* **Task statement**
Copy out the complete listing, word for word.

* **Information supplied**
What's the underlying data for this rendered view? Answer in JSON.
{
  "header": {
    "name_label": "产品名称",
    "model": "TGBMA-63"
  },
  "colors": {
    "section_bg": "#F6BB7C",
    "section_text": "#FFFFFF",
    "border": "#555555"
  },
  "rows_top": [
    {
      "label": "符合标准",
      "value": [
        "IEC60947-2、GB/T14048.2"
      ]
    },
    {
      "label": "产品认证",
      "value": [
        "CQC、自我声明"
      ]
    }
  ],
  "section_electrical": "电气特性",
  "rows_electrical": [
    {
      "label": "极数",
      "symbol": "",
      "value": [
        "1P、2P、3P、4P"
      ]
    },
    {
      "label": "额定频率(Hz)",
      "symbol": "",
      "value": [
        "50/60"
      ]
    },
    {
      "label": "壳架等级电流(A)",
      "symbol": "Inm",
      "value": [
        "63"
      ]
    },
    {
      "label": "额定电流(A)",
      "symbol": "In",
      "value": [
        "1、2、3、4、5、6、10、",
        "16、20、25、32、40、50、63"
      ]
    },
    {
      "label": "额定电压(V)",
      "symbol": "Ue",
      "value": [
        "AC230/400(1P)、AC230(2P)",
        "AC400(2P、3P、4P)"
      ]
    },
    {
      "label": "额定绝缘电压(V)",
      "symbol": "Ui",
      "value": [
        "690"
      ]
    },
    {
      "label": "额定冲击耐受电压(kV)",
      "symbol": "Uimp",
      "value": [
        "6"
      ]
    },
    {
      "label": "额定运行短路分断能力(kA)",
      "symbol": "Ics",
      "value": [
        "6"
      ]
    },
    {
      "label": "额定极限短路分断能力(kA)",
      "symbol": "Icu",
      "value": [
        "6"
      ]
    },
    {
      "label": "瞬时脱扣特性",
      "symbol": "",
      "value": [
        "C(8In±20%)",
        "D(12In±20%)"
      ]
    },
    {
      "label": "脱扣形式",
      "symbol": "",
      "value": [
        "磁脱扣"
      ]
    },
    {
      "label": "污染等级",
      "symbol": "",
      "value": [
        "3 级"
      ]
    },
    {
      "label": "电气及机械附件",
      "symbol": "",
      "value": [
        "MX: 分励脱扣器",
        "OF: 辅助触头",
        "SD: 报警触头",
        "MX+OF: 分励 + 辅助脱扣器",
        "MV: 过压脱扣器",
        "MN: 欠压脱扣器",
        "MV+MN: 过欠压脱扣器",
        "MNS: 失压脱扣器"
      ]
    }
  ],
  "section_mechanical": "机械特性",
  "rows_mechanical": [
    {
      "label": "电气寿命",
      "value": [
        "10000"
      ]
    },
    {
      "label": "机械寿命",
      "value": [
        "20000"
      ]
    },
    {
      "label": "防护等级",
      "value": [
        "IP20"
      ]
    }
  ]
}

* **Answer to the problem**
What's the underlying data for this rendered view? Answer in JSON.
{
  "header": {
    "name_label": "产品名称",
    "model": "TGBMA-63"
  },
  "colors": {
    "section_bg": "#F6BB7C",
    "section_text": "#FFFFFF",
    "border": "#555555"
  },
  "rows_top": [
    {
      "label": "符合标准",
      "value": [
        "IEC60947-2、GB/T14048.2"
      ]
    },
    {
      "label": "产品认证",
      "value": [
        "CQC、自我声明"
      ]
    }
  ],
  "section_electrical": "电气特性",
  "rows_electrical": [
    {
      "label": "极数",
      "symbol": "",
      "value": [
        "1P、2P、3P、4P"
      ]
    },
    {
      "label": "额定频率(Hz)",
      "symbol": "",
      "value": [
        "50/60"
      ]
    },
    {
      "label": "壳架等级电流(A)",
      "symbol": "Inm",
      "value": [
        "63"
      ]
    },
    {
      "label": "额定电流(A)",
      "symbol": "In",
      "value": [
        "1、2、3、4、5、6、10、",
        "16、20、25、32、40、50、63"
      ]
    },
    {
      "label": "额定电压(V)",
      "symbol": "Ue",
      "value": [
        "AC230/400(1P)、AC230(2P)",
        "AC400(2P、3P、4P)"
      ]
    },
    {
      "label": "额定绝缘电压(V)",
      "symbol": "Ui",
      "value": [
        "690"
      ]
    },
    {
      "label": "额定冲击耐受电压(kV)",
      "symbol": "Uimp",
      "value": [
        "6"
      ]
    },
    {
      "label": "额定运行短路分断能力(kA)",
      "symbol": "Ics",
      "value": [
        "6"
      ]
    },
    {
      "label": "额定极限短路分断能力(kA)",
      "symbol": "Icu",
      "value": [
        "6"
      ]
    },
    {
      "label": "瞬时脱扣特性",
      "symbol": "",
      "value": [
        "C(8In±20%)",
        "D(12In±20%)"
      ]
    },
    {
      "label": "脱扣形式",
      "symbol": "",
      "value": [
        "磁脱扣"
      ]
    },
    {
      "label": "污染等级",
      "symbol": "",
      "value": [
        "3 级"
      ]
    },
    {
      "label": "电气及机械附件",
      "symbol": "",
      "value": [
        "MX: 分励脱扣器",
        "OF: 辅助触头",
        "SD: 报警触头",
        "MX+OF: 分励 + 辅助脱扣器",
        "MV: 过压脱扣器",
        "MN: 欠压脱扣器",
        "MV+MN: 过欠压脱扣器",
        "MNS: 失压脱扣器"
      ]
    }
  ],
  "section_mechanical": "机械特性",
  "rows_mechanical": [
    {
      "label": "电气寿命",
      "value": [
        "10000"
      ]
    },
    {
      "label": "机械寿命",
      "value": [
        "20000"
      ]
    },
    {
      "label": "防护等级",
      "value": [
        "IP20"
      ]
    }
  ]
}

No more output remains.